(Dataset items)
================
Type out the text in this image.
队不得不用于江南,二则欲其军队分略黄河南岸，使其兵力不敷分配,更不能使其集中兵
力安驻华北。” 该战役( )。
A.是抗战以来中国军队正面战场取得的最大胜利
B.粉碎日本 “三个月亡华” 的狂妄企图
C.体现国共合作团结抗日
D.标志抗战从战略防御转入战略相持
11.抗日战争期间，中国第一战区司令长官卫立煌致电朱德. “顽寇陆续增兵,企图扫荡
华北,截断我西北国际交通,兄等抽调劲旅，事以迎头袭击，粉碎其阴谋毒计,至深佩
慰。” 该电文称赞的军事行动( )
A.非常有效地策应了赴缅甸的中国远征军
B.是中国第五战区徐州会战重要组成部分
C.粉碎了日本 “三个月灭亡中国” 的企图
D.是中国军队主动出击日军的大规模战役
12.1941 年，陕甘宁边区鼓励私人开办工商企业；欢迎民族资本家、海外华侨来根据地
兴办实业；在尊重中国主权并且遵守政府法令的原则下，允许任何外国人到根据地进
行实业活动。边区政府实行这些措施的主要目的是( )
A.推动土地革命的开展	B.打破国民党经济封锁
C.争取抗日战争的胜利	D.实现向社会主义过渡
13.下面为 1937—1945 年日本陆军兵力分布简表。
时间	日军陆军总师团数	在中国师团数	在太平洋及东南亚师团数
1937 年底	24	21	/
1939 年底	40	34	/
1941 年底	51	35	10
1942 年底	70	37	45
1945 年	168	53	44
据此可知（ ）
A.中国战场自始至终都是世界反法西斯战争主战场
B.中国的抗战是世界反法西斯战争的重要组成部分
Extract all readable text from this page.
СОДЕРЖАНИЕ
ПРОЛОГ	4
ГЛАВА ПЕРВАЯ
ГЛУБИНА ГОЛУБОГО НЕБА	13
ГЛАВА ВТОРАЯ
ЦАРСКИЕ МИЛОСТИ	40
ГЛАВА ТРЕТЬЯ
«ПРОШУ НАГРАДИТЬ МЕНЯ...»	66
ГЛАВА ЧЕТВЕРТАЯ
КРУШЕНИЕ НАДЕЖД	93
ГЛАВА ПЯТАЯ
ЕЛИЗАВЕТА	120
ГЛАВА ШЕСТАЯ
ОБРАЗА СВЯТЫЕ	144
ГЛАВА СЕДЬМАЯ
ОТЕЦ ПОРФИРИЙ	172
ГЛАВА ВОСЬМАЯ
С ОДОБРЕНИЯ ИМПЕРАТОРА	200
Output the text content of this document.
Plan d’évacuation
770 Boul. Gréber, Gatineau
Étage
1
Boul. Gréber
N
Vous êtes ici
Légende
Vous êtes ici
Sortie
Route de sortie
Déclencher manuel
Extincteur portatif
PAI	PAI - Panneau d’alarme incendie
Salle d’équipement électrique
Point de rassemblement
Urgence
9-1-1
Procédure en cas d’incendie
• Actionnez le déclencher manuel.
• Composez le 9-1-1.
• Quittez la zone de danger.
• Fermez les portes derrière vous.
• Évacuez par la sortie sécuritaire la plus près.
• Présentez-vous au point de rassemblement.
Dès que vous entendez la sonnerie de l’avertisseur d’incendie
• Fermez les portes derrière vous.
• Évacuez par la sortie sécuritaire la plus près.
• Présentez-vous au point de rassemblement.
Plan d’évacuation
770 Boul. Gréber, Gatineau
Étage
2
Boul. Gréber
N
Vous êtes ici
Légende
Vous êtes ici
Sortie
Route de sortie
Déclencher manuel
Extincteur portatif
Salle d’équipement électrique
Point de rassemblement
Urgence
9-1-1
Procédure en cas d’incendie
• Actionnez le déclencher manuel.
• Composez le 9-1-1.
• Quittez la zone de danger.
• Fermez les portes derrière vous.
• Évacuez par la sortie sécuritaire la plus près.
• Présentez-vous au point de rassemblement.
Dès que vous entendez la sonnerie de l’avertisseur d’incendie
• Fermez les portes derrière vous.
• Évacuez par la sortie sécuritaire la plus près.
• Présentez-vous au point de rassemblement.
================
* **Exercise requirements**: Type the whole listing again, unaltered.

* **Response**:
Type out the text in this image.
队不得不用于江南,二则欲其军队分略黄河南岸，使其兵力不敷分配,更不能使其集中兵
力安驻华北。” 该战役( )。
A.是抗战以来中国军队正面战场取得的最大胜利
B.粉碎日本 “三个月亡华” 的狂妄企图
C.体现国共合作团结抗日
D.标志抗战从战略防御转入战略相持
11.抗日战争期间，中国第一战区司令长官卫立煌致电朱德. “顽寇陆续增兵,企图扫荡
华北,截断我西北国际交通,兄等抽调劲旅，事以迎头袭击，粉碎其阴谋毒计,至深佩
慰。” 该电文称赞的军事行动( )
A.非常有效地策应了赴缅甸的中国远征军
B.是中国第五战区徐州会战重要组成部分
C.粉碎了日本 “三个月灭亡中国” 的企图
D.是中国军队主动出击日军的大规模战役
12.1941 年，陕甘宁边区鼓励私人开办工商企业；欢迎民族资本家、海外华侨来根据地
兴办实业；在尊重中国主权并且遵守政府法令的原则下，允许任何外国人到根据地进
行实业活动。边区政府实行这些措施的主要目的是( )
A.推动土地革命的开展	B.打破国民党经济封锁
C.争取抗日战争的胜利	D.实现向社会主义过渡
13.下面为 1937—1945 年日本陆军兵力分布简表。
时间	日军陆军总师团数	在中国师团数	在太平洋及东南亚师团数
1937 年底	24	21	/
1939 年底	40	34	/
1941 年底	51	35	10
1942 年底	70	37	45
1945 年	168	53	44
据此可知（ ）
A.中国战场自始至终都是世界反法西斯战争主战场
B.中国的抗战是世界反法西斯战争的重要组成部分
Extract all readable text from this page.
СОДЕРЖАНИЕ
ПРОЛОГ	4
ГЛАВА ПЕРВАЯ
ГЛУБИНА ГОЛУБОГО НЕБА	13
ГЛАВА ВТОРАЯ
ЦАРСКИЕ МИЛОСТИ	40
ГЛАВА ТРЕТЬЯ
«ПРОШУ НАГРАДИТЬ МЕНЯ...»	66
ГЛАВА ЧЕТВЕРТАЯ
КРУШЕНИЕ НАДЕЖД	93
ГЛАВА ПЯТАЯ
ЕЛИЗАВЕТА	120
ГЛАВА ШЕСТАЯ
ОБРАЗА СВЯТЫЕ	144
ГЛАВА СЕДЬМАЯ
ОТЕЦ ПОРФИРИЙ	172
ГЛАВА ВОСЬМАЯ
С ОДОБРЕНИЯ ИМПЕРАТОРА	200
Output the text content of this document.
Plan d’évacuation
770 Boul. Gréber, Gatineau
Étage
1
Boul. Gréber
N
Vous êtes ici
Légende
Vous êtes ici
Sortie
Route de sortie
Déclencher manuel
Extincteur portatif
PAI	PAI - Panneau d’alarme incendie
Salle d’équipement électrique
Point de rassemblement
Urgence
9-1-1
Procédure en cas d’incendie
• Actionnez le déclencher manuel.
• Composez le 9-1-1.
• Quittez la zone de danger.
• Fermez les portes derrière vous.
• Évacuez par la sortie sécuritaire la plus près.
• Présentez-vous au point de rassemblement.
Dès que vous entendez la sonnerie de l’avertisseur d’incendie
• Fermez les portes derrière vous.
• Évacuez par la sortie sécuritaire la plus près.
• Présentez-vous au point de rassemblement.
Plan d’évacuation
770 Boul. Gréber, Gatineau
Étage
2
Boul. Gréber
N
Vous êtes ici
Légende
Vous êtes ici
Sortie
Route de sortie
Déclencher manuel
Extincteur portatif
Salle d’équipement électrique
Point de rassemblement
Urgence
9-1-1
Procédure en cas d’incendie
• Actionnez le déclencher manuel.
• Composez le 9-1-1.
• Quittez la zone de danger.
• Fermez les portes derrière vous.
• Évacuez par la sortie sécuritaire la plus près.
• Présentez-vous au point de rassemblement.
Dès que vous entendez la sonnerie de l’avertisseur d’incendie
• Fermez les portes derrière vous.
• Évacuez par la sortie sécuritaire la plus près.
• Présentez-vous au point de rassemblement.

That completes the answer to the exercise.